The records that follow are to be repeated without alteration.
====
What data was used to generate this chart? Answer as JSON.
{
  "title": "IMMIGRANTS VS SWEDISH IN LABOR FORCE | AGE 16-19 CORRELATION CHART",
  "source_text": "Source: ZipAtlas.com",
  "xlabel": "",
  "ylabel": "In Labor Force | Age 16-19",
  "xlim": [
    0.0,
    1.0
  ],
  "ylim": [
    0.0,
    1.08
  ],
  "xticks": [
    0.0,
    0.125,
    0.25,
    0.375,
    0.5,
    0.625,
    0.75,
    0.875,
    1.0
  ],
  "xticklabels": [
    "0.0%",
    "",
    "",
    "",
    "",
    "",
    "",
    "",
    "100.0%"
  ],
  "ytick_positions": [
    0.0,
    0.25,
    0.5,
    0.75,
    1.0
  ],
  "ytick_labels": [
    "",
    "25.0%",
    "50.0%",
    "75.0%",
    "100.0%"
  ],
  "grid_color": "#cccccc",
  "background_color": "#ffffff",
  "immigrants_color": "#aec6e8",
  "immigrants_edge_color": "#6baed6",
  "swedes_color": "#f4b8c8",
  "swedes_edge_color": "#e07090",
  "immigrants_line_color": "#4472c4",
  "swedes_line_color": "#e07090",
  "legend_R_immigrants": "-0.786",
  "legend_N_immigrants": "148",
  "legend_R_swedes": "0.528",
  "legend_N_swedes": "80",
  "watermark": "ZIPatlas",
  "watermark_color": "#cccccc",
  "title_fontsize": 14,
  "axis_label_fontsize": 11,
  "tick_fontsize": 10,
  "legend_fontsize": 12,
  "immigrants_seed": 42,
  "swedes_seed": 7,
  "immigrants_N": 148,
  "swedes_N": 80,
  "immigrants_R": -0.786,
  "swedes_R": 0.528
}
====
■ **OUTPUT BELOW**
What data was used to generate this chart? Answer as JSON.
{
  "title": "IMMIGRANTS VS SWEDISH IN LABOR FORCE | AGE 16-19 CORRELATION CHART",
  "source_text": "Source: ZipAtlas.com",
  "xlabel": "",
  "ylabel": "In Labor Force | Age 16-19",
  "xlim": [
    0.0,
    1.0
  ],
  "ylim": [
    0.0,
    1.08
  ],
  "xticks": [
    0.0,
    0.125,
    0.25,
    0.375,
    0.5,
    0.625,
    0.75,
    0.875,
    1.0
  ],
  "xticklabels": [
    "0.0%",
    "",
    "",
    "",
    "",
    "",
    "",
    "",
    "100.0%"
  ],
  "ytick_positions": [
    0.0,
    0.25,
    0.5,
    0.75,
    1.0
  ],
  "ytick_labels": [
    "",
    "25.0%",
    "50.0%",
    "75.0%",
    "100.0%"
  ],
  "grid_color": "#cccccc",
  "background_color": "#ffffff",
  "immigrants_color": "#aec6e8",
  "immigrants_edge_color": "#6baed6",
  "swedes_color": "#f4b8c8",
  "swedes_edge_color": "#e07090",
  "immigrants_line_color": "#4472c4",
  "swedes_line_color": "#e07090",
  "legend_R_immigrants": "-0.786",
  "legend_N_immigrants": "148",
  "legend_R_swedes": "0.528",
  "legend_N_swedes": "80",
  "watermark": "ZIPatlas",
  "watermark_color": "#cccccc",
  "title_fontsize": 14,
  "axis_label_fontsize": 11,
  "tick_fontsize": 10,
  "legend_fontsize": 12,
  "immigrants_seed": 42,
  "swedes_seed": 7,
  "immigrants_N": 148,
  "swedes_N": 80,
  "immigrants_R": -0.786,
  "swedes_R": 0.528
}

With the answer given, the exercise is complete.